▶ **Challenge**:
Verbatim output of all the material below is required.
.....
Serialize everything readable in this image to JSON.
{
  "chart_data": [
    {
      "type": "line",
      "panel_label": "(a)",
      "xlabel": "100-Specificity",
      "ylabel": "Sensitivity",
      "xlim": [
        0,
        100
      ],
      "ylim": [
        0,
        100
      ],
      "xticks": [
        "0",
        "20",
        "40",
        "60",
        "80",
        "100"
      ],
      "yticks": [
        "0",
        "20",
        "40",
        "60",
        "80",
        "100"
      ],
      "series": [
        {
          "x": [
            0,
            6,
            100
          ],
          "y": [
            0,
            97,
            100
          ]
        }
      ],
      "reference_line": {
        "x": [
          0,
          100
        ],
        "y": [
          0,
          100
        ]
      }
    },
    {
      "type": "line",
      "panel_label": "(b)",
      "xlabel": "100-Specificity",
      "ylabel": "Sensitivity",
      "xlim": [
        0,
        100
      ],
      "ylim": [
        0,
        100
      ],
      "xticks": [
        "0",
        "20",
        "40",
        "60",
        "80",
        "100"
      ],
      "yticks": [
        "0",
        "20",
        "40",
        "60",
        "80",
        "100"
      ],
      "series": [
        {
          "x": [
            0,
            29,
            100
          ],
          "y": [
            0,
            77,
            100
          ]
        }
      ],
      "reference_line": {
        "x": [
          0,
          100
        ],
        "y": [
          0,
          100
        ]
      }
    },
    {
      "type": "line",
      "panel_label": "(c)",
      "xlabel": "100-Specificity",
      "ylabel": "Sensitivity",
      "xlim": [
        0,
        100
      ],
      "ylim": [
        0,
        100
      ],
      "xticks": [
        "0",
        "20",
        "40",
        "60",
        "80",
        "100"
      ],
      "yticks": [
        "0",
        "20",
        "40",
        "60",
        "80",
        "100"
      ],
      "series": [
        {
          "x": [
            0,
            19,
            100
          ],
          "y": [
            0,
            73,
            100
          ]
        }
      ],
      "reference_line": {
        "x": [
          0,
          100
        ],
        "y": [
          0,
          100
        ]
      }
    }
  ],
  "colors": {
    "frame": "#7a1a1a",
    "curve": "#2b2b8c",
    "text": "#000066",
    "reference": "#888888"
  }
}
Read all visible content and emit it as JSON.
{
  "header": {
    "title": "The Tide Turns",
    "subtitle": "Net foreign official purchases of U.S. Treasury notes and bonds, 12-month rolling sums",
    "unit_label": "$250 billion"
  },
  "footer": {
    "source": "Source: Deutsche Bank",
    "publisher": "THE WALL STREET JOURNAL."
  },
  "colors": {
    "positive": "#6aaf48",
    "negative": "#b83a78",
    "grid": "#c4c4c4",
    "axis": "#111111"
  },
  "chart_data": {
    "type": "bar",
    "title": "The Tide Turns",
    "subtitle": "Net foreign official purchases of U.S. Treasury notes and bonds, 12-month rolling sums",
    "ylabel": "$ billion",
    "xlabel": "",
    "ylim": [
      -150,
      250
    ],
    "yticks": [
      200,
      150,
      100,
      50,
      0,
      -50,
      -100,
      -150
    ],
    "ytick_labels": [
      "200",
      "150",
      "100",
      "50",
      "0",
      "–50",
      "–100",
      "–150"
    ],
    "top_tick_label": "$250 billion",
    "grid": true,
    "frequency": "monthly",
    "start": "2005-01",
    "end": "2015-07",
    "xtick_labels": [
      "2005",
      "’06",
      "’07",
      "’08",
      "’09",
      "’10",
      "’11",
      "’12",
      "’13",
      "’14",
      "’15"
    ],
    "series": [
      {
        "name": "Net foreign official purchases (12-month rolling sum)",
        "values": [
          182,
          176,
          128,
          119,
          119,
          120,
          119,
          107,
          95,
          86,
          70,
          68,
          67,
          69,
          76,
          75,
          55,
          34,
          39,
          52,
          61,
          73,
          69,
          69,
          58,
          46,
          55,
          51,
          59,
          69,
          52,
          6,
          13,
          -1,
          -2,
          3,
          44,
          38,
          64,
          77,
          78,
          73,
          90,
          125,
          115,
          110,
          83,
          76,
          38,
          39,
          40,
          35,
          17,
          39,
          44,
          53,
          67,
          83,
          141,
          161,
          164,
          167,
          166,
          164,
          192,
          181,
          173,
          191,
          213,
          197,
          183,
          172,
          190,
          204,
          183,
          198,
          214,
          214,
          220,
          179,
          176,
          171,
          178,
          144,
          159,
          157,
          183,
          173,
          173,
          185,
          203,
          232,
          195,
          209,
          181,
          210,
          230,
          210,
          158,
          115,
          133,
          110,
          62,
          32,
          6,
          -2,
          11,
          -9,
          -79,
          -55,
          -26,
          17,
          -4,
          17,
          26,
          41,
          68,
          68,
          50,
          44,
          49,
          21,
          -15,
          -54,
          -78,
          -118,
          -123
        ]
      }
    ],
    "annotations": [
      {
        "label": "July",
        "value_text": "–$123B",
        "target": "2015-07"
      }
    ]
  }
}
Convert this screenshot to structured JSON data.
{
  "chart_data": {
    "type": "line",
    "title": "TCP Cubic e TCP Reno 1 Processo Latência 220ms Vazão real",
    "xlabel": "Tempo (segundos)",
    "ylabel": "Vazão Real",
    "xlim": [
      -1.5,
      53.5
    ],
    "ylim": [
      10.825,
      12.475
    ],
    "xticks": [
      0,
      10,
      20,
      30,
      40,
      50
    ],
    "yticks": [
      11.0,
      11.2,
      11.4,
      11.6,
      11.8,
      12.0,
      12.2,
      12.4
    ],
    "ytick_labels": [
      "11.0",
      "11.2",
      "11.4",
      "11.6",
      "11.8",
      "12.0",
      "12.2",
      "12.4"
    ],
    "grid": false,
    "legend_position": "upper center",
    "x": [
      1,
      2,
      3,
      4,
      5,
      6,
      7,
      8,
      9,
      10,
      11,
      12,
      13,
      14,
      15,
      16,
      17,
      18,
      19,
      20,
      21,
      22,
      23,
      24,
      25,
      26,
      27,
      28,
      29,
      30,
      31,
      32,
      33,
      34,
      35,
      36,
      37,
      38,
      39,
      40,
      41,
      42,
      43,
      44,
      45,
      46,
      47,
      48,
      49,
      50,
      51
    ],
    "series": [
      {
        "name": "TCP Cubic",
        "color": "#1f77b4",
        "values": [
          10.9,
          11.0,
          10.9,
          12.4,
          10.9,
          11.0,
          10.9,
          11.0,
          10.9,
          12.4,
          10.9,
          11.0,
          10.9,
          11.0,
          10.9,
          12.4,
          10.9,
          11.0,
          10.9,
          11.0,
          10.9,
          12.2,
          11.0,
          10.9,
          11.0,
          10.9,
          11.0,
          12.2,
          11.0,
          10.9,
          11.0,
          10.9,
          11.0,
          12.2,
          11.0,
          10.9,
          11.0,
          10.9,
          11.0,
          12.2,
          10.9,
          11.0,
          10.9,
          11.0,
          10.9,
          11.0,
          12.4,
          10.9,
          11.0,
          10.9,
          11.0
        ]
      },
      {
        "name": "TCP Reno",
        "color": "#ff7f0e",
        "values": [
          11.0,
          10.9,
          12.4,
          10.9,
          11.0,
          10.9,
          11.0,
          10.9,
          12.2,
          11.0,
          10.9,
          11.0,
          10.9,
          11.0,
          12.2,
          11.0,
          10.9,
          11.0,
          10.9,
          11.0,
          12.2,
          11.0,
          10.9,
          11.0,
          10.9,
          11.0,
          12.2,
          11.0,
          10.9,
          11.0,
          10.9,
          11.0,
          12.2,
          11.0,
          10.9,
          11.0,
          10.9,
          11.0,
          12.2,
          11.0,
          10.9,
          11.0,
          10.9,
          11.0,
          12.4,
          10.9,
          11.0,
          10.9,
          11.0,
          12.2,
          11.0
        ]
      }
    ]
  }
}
.....
▶ **Reply**:
Serialize everything readable in this image to JSON.
{
  "chart_data": [
    {
      "type": "line",
      "panel_label": "(a)",
      "xlabel": "100-Specificity",
      "ylabel": "Sensitivity",
      "xlim": [
        0,
        100
      ],
      "ylim": [
        0,
        100
      ],
      "xticks": [
        "0",
        "20",
        "40",
        "60",
        "80",
        "100"
      ],
      "yticks": [
        "0",
        "20",
        "40",
        "60",
        "80",
        "100"
      ],
      "series": [
        {
          "x": [
            0,
            6,
            100
          ],
          "y": [
            0,
            97,
            100
          ]
        }
      ],
      "reference_line": {
        "x": [
          0,
          100
        ],
        "y": [
          0,
          100
        ]
      }
    },
    {
      "type": "line",
      "panel_label": "(b)",
      "xlabel": "100-Specificity",
      "ylabel": "Sensitivity",
      "xlim": [
        0,
        100
      ],
      "ylim": [
        0,
        100
      ],
      "xticks": [
        "0",
        "20",
        "40",
        "60",
        "80",
        "100"
      ],
      "yticks": [
        "0",
        "20",
        "40",
        "60",
        "80",
        "100"
      ],
      "series": [
        {
          "x": [
            0,
            29,
            100
          ],
          "y": [
            0,
            77,
            100
          ]
        }
      ],
      "reference_line": {
        "x": [
          0,
          100
        ],
        "y": [
          0,
          100
        ]
      }
    },
    {
      "type": "line",
      "panel_label": "(c)",
      "xlabel": "100-Specificity",
      "ylabel": "Sensitivity",
      "xlim": [
        0,
        100
      ],
      "ylim": [
        0,
        100
      ],
      "xticks": [
        "0",
        "20",
        "40",
        "60",
        "80",
        "100"
      ],
      "yticks": [
        "0",
        "20",
        "40",
        "60",
        "80",
        "100"
      ],
      "series": [
        {
          "x": [
            0,
            19,
            100
          ],
          "y": [
            0,
            73,
            100
          ]
        }
      ],
      "reference_line": {
        "x": [
          0,
          100
        ],
        "y": [
          0,
          100
        ]
      }
    }
  ],
  "colors": {
    "frame": "#7a1a1a",
    "curve": "#2b2b8c",
    "text": "#000066",
    "reference": "#888888"
  }
}
Read all visible content and emit it as JSON.
{
  "header": {
    "title": "The Tide Turns",
    "subtitle": "Net foreign official purchases of U.S. Treasury notes and bonds, 12-month rolling sums",
    "unit_label": "$250 billion"
  },
  "footer": {
    "source": "Source: Deutsche Bank",
    "publisher": "THE WALL STREET JOURNAL."
  },
  "colors": {
    "positive": "#6aaf48",
    "negative": "#b83a78",
    "grid": "#c4c4c4",
    "axis": "#111111"
  },
  "chart_data": {
    "type": "bar",
    "title": "The Tide Turns",
    "subtitle": "Net foreign official purchases of U.S. Treasury notes and bonds, 12-month rolling sums",
    "ylabel": "$ billion",
    "xlabel": "",
    "ylim": [
      -150,
      250
    ],
    "yticks": [
      200,
      150,
      100,
      50,
      0,
      -50,
      -100,
      -150
    ],
    "ytick_labels": [
      "200",
      "150",
      "100",
      "50",
      "0",
      "–50",
      "–100",
      "–150"
    ],
    "top_tick_label": "$250 billion",
    "grid": true,
    "frequency": "monthly",
    "start": "2005-01",
    "end": "2015-07",
    "xtick_labels": [
      "2005",
      "’06",
      "’07",
      "’08",
      "’09",
      "’10",
      "’11",
      "’12",
      "’13",
      "’14",
      "’15"
    ],
    "series": [
      {
        "name": "Net foreign official purchases (12-month rolling sum)",
        "values": [
          182,
          176,
          128,
          119,
          119,
          120,
          119,
          107,
          95,
          86,
          70,
          68,
          67,
          69,
          76,
          75,
          55,
          34,
          39,
          52,
          61,
          73,
          69,
          69,
          58,
          46,
          55,
          51,
          59,
          69,
          52,
          6,
          13,
          -1,
          -2,
          3,
          44,
          38,
          64,
          77,
          78,
          73,
          90,
          125,
          115,
          110,
          83,
          76,
          38,
          39,
          40,
          35,
          17,
          39,
          44,
          53,
          67,
          83,
          141,
          161,
          164,
          167,
          166,
          164,
          192,
          181,
          173,
          191,
          213,
          197,
          183,
          172,
          190,
          204,
          183,
          198,
          214,
          214,
          220,
          179,
          176,
          171,
          178,
          144,
          159,
          157,
          183,
          173,
          173,
          185,
          203,
          232,
          195,
          209,
          181,
          210,
          230,
          210,
          158,
          115,
          133,
          110,
          62,
          32,
          6,
          -2,
          11,
          -9,
          -79,
          -55,
          -26,
          17,
          -4,
          17,
          26,
          41,
          68,
          68,
          50,
          44,
          49,
          21,
          -15,
          -54,
          -78,
          -118,
          -123
        ]
      }
    ],
    "annotations": [
      {
        "label": "July",
        "value_text": "–$123B",
        "target": "2015-07"
      }
    ]
  }
}
Convert this screenshot to structured JSON data.
{
  "chart_data": {
    "type": "line",
    "title": "TCP Cubic e TCP Reno 1 Processo Latência 220ms Vazão real",
    "xlabel": "Tempo (segundos)",
    "ylabel": "Vazão Real",
    "xlim": [
      -1.5,
      53.5
    ],
    "ylim": [
      10.825,
      12.475
    ],
    "xticks": [
      0,
      10,
      20,
      30,
      40,
      50
    ],
    "yticks": [
      11.0,
      11.2,
      11.4,
      11.6,
      11.8,
      12.0,
      12.2,
      12.4
    ],
    "ytick_labels": [
      "11.0",
      "11.2",
      "11.4",
      "11.6",
      "11.8",
      "12.0",
      "12.2",
      "12.4"
    ],
    "grid": false,
    "legend_position": "upper center",
    "x": [
      1,
      2,
      3,
      4,
      5,
      6,
      7,
      8,
      9,
      10,
      11,
      12,
      13,
      14,
      15,
      16,
      17,
      18,
      19,
      20,
      21,
      22,
      23,
      24,
      25,
      26,
      27,
      28,
      29,
      30,
      31,
      32,
      33,
      34,
      35,
      36,
      37,
      38,
      39,
      40,
      41,
      42,
      43,
      44,
      45,
      46,
      47,
      48,
      49,
      50,
      51
    ],
    "series": [
      {
        "name": "TCP Cubic",
        "color": "#1f77b4",
        "values": [
          10.9,
          11.0,
          10.9,
          12.4,
          10.9,
          11.0,
          10.9,
          11.0,
          10.9,
          12.4,
          10.9,
          11.0,
          10.9,
          11.0,
          10.9,
          12.4,
          10.9,
          11.0,
          10.9,
          11.0,
          10.9,
          12.2,
          11.0,
          10.9,
          11.0,
          10.9,
          11.0,
          12.2,
          11.0,
          10.9,
          11.0,
          10.9,
          11.0,
          12.2,
          11.0,
          10.9,
          11.0,
          10.9,
          11.0,
          12.2,
          10.9,
          11.0,
          10.9,
          11.0,
          10.9,
          11.0,
          12.4,
          10.9,
          11.0,
          10.9,
          11.0
        ]
      },
      {
        "name": "TCP Reno",
        "color": "#ff7f0e",
        "values": [
          11.0,
          10.9,
          12.4,
          10.9,
          11.0,
          10.9,
          11.0,
          10.9,
          12.2,
          11.0,
          10.9,
          11.0,
          10.9,
          11.0,
          12.2,
          11.0,
          10.9,
          11.0,
          10.9,
          11.0,
          12.2,
          11.0,
          10.9,
          11.0,
          10.9,
          11.0,
          12.2,
          11.0,
          10.9,
          11.0,
          10.9,
          11.0,
          12.2,
          11.0,
          10.9,
          11.0,
          10.9,
          11.0,
          12.2,
          11.0,
          10.9,
          11.0,
          10.9,
          11.0,
          12.4,
          10.9,
          11.0,
          10.9,
          11.0,
          12.2,
          11.0
        ]
      }
    ]
  }
}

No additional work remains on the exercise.